▶ EXERCISE PROMPT:
Count every line of the listing where the string "Configure" occurs, and reply with the count alone.

▶ SUPPLIED INFORMATION:
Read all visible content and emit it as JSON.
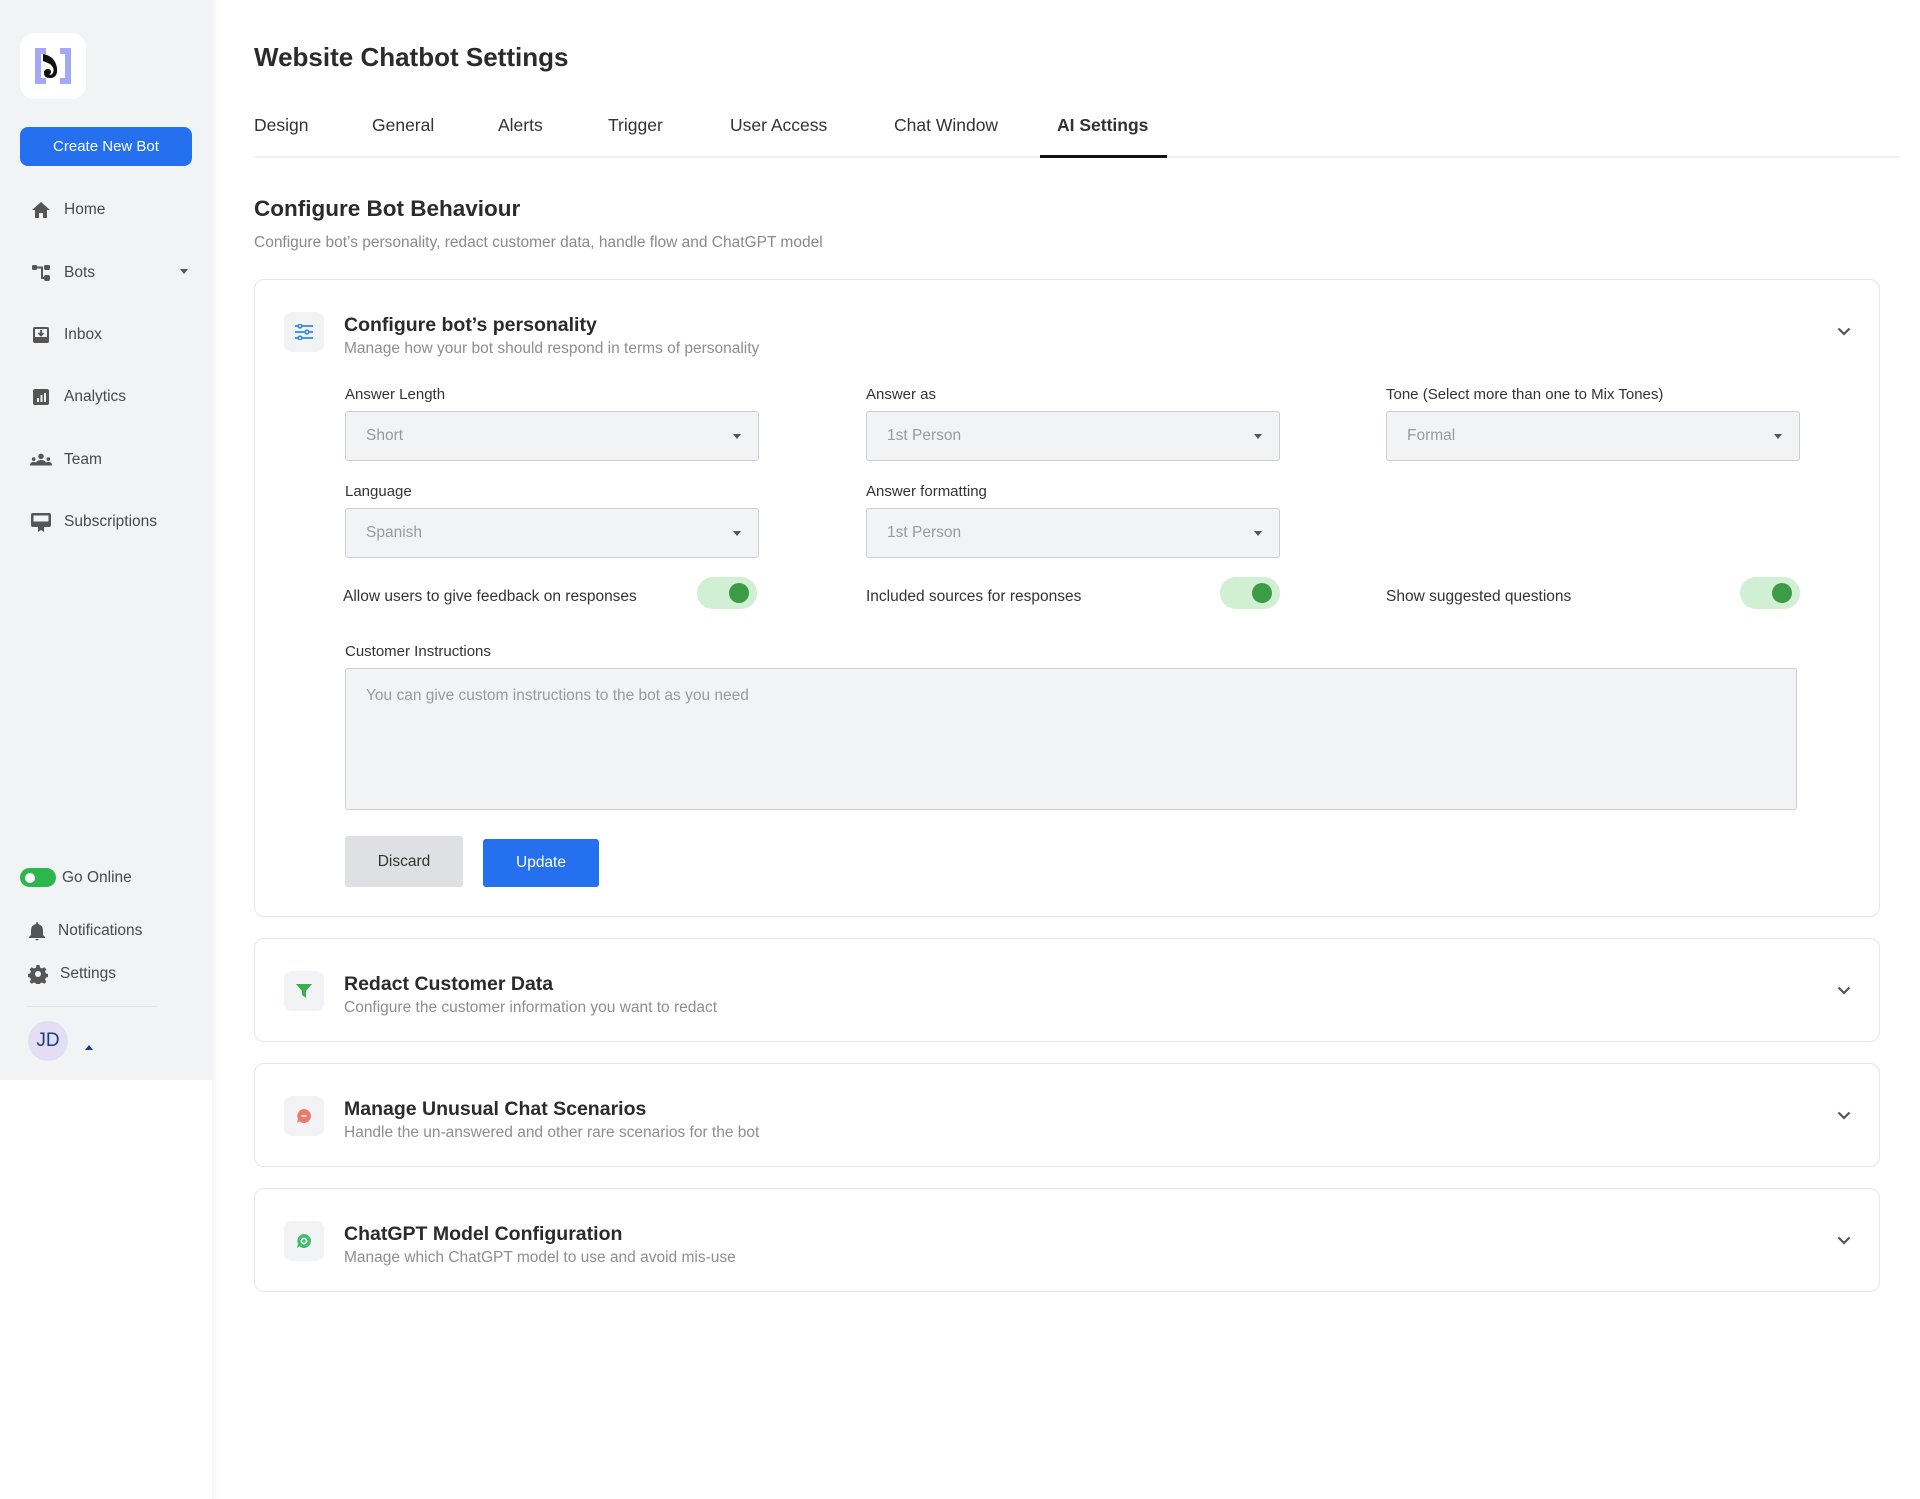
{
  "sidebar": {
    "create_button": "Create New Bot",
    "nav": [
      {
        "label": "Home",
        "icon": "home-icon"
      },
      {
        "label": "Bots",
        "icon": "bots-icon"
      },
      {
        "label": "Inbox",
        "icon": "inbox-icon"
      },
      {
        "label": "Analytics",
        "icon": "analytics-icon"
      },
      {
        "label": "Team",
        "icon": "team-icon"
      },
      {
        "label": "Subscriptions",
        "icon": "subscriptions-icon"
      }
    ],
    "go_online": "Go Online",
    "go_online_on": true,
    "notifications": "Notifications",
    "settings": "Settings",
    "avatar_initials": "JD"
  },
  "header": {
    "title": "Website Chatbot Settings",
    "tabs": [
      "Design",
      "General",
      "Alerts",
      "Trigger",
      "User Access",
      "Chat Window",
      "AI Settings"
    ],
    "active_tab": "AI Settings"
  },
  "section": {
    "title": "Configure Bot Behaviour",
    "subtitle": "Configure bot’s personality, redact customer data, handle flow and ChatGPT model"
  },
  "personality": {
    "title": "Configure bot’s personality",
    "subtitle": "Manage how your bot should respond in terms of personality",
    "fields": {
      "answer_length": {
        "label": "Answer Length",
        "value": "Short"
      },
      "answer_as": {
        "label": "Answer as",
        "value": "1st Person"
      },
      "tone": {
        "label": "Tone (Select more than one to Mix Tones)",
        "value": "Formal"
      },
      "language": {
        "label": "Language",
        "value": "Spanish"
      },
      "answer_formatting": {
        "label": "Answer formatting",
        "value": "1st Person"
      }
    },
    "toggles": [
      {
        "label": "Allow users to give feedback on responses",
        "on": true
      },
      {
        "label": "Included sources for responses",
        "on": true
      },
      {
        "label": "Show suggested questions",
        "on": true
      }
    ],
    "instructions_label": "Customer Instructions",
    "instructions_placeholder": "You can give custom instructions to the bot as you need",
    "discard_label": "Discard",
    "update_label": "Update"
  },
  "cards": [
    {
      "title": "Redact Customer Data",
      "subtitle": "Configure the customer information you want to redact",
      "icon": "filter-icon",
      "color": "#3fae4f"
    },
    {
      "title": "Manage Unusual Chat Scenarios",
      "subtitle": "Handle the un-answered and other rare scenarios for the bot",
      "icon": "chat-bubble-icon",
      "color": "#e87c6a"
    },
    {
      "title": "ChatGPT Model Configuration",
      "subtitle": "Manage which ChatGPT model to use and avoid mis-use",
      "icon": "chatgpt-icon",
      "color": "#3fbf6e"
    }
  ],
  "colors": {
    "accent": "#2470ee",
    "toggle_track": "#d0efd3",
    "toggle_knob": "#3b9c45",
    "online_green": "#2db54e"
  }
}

▶ OUTPUT BELOW:
4